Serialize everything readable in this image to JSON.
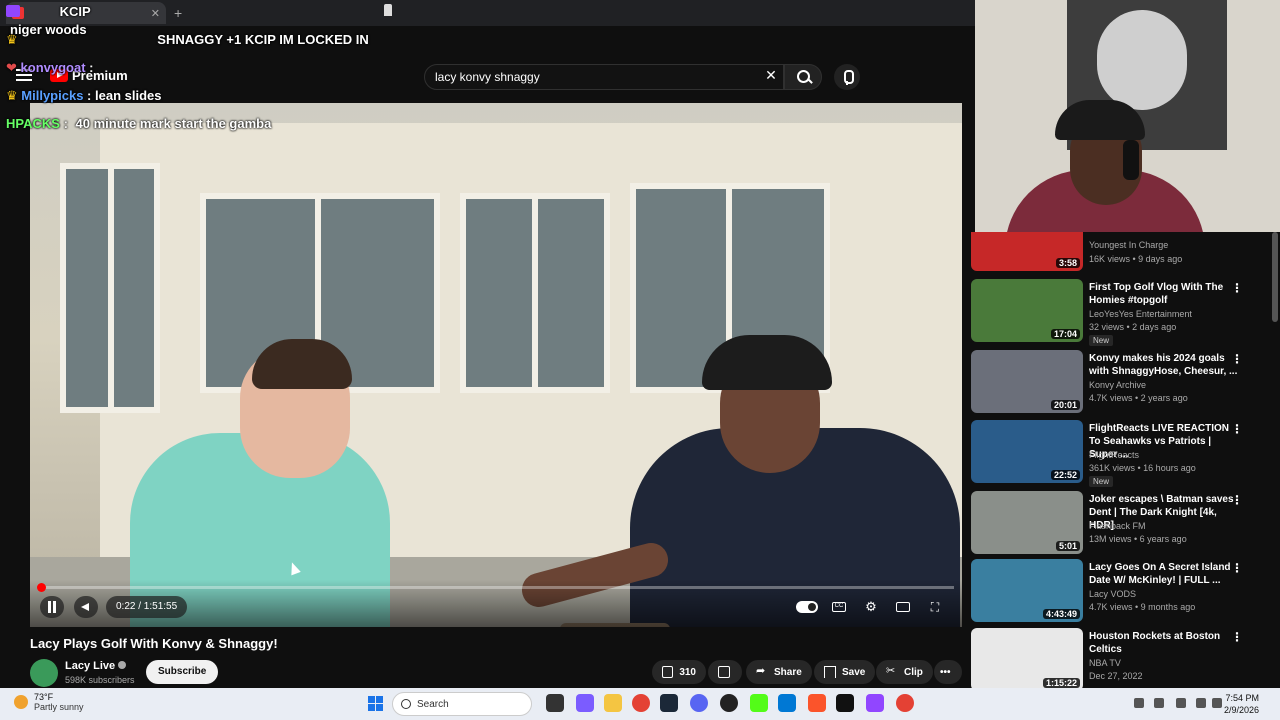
{
  "browser": {
    "tab_title": "",
    "new_tab": "+"
  },
  "chat": {
    "lines": [
      {
        "user": "",
        "text": "KCIP",
        "user_color": "#ff77cc",
        "text_color": "#ffffff"
      },
      {
        "user": "niger woods",
        "text": "",
        "user_color": "#ffffff",
        "text_color": "#ffffff"
      },
      {
        "user": "",
        "text": "SHNAGGY +1 KCIP IM LOCKED IN",
        "user_color": "#e14b4b",
        "text_color": "#ffffff"
      },
      {
        "user": "konvygoat",
        "text": "",
        "user_color": "#b08cff",
        "text_color": "#ffffff"
      },
      {
        "user": "Millypicks",
        "text": "lean slides",
        "user_color": "#5aa0ff",
        "text_color": "#ffffff"
      },
      {
        "user": "HPACKS",
        "text": "40 minute mark start the gamba",
        "user_color": "#66ff66",
        "text_color": "#ffffff"
      }
    ]
  },
  "youtube": {
    "logo_label": "Premium",
    "search_value": "lacy konvy shnaggy",
    "player": {
      "current_time": "0:22",
      "total_time": "1:51:55",
      "time_display": "0:22 / 1:51:55",
      "progress": 0.003
    },
    "video": {
      "title": "Lacy Plays Golf With Konvy & Shnaggy!",
      "channel": "Lacy Live",
      "subscribers": "598K subscribers",
      "subscribe_label": "Subscribe",
      "likes": "310",
      "share_label": "Share",
      "save_label": "Save",
      "clip_label": "Clip",
      "more_label": "•••"
    },
    "recommendations": [
      {
        "title": "",
        "channel": "Youngest In Charge",
        "meta": "16K views • 9 days ago",
        "duration": "3:58",
        "new": "",
        "thumb_color": "#c62828"
      },
      {
        "title": "First Top Golf Vlog With The Homies #topgolf",
        "channel": "LeoYesYes Entertainment",
        "meta": "32 views • 2 days ago",
        "duration": "17:04",
        "new": "New",
        "thumb_color": "#4a7a3a"
      },
      {
        "title": "Konvy makes his 2024 goals with ShnaggyHose, Cheesur, ...",
        "channel": "Konvy Archive",
        "meta": "4.7K views • 2 years ago",
        "duration": "20:01",
        "new": "",
        "thumb_color": "#6b6f7a"
      },
      {
        "title": "FlightReacts LIVE REACTION To Seahawks vs Patriots | Super ...",
        "channel": "FlightReacts",
        "meta": "361K views • 16 hours ago",
        "duration": "22:52",
        "new": "New",
        "thumb_color": "#2a5c8a"
      },
      {
        "title": "Joker escapes \\ Batman saves Dent | The Dark Knight [4k, HDR]",
        "channel": "Flashback FM",
        "meta": "13M views • 6 years ago",
        "duration": "5:01",
        "new": "",
        "thumb_color": "#8a8f8a"
      },
      {
        "title": "Lacy Goes On A Secret Island Date W/ McKinley! | FULL ...",
        "channel": "Lacy VODS",
        "meta": "4.7K views • 9 months ago",
        "duration": "4:43:49",
        "new": "",
        "thumb_color": "#3a7fa0"
      },
      {
        "title": "Houston Rockets at Boston Celtics",
        "channel": "NBA TV",
        "meta": "Dec 27, 2022",
        "duration": "1:15:22",
        "new": "",
        "thumb_color": "#e8e8e8"
      }
    ]
  },
  "taskbar": {
    "temperature": "73°F",
    "condition": "Partly sunny",
    "search_placeholder": "Search",
    "time": "7:54 PM",
    "date": "2/9/2026"
  }
}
◆ ◆ ◆ ◆
## Your task
Nothing but the pictures may be dropped; output the records above exactly.

## Exercise result
Serialize everything readable in this image to JSON.
{
  "browser": {
    "tab_title": "",
    "new_tab": "+"
  },
  "chat": {
    "lines": [
      {
        "user": "",
        "text": "KCIP",
        "user_color": "#ff77cc",
        "text_color": "#ffffff"
      },
      {
        "user": "niger woods",
        "text": "",
        "user_color": "#ffffff",
        "text_color": "#ffffff"
      },
      {
        "user": "",
        "text": "SHNAGGY +1 KCIP IM LOCKED IN",
        "user_color": "#e14b4b",
        "text_color": "#ffffff"
      },
      {
        "user": "konvygoat",
        "text": "",
        "user_color": "#b08cff",
        "text_color": "#ffffff"
      },
      {
        "user": "Millypicks",
        "text": "lean slides",
        "user_color": "#5aa0ff",
        "text_color": "#ffffff"
      },
      {
        "user": "HPACKS",
        "text": "40 minute mark start the gamba",
        "user_color": "#66ff66",
        "text_color": "#ffffff"
      }
    ]
  },
  "youtube": {
    "logo_label": "Premium",
    "search_value": "lacy konvy shnaggy",
    "player": {
      "current_time": "0:22",
      "total_time": "1:51:55",
      "time_display": "0:22 / 1:51:55",
      "progress": 0.003
    },
    "video": {
      "title": "Lacy Plays Golf With Konvy & Shnaggy!",
      "channel": "Lacy Live",
      "subscribers": "598K subscribers",
      "subscribe_label": "Subscribe",
      "likes": "310",
      "share_label": "Share",
      "save_label": "Save",
      "clip_label": "Clip",
      "more_label": "•••"
    },
    "recommendations": [
      {
        "title": "",
        "channel": "Youngest In Charge",
        "meta": "16K views • 9 days ago",
        "duration": "3:58",
        "new": "",
        "thumb_color": "#c62828"
      },
      {
        "title": "First Top Golf Vlog With The Homies #topgolf",
        "channel": "LeoYesYes Entertainment",
        "meta": "32 views • 2 days ago",
        "duration": "17:04",
        "new": "New",
        "thumb_color": "#4a7a3a"
      },
      {
        "title": "Konvy makes his 2024 goals with ShnaggyHose, Cheesur, ...",
        "channel": "Konvy Archive",
        "meta": "4.7K views • 2 years ago",
        "duration": "20:01",
        "new": "",
        "thumb_color": "#6b6f7a"
      },
      {
        "title": "FlightReacts LIVE REACTION To Seahawks vs Patriots | Super ...",
        "channel": "FlightReacts",
        "meta": "361K views • 16 hours ago",
        "duration": "22:52",
        "new": "New",
        "thumb_color": "#2a5c8a"
      },
      {
        "title": "Joker escapes \\ Batman saves Dent | The Dark Knight [4k, HDR]",
        "channel": "Flashback FM",
        "meta": "13M views • 6 years ago",
        "duration": "5:01",
        "new": "",
        "thumb_color": "#8a8f8a"
      },
      {
        "title": "Lacy Goes On A Secret Island Date W/ McKinley! | FULL ...",
        "channel": "Lacy VODS",
        "meta": "4.7K views • 9 months ago",
        "duration": "4:43:49",
        "new": "",
        "thumb_color": "#3a7fa0"
      },
      {
        "title": "Houston Rockets at Boston Celtics",
        "channel": "NBA TV",
        "meta": "Dec 27, 2022",
        "duration": "1:15:22",
        "new": "",
        "thumb_color": "#e8e8e8"
      }
    ]
  },
  "taskbar": {
    "temperature": "73°F",
    "condition": "Partly sunny",
    "search_placeholder": "Search",
    "time": "7:54 PM",
    "date": "2/9/2026"
  }
}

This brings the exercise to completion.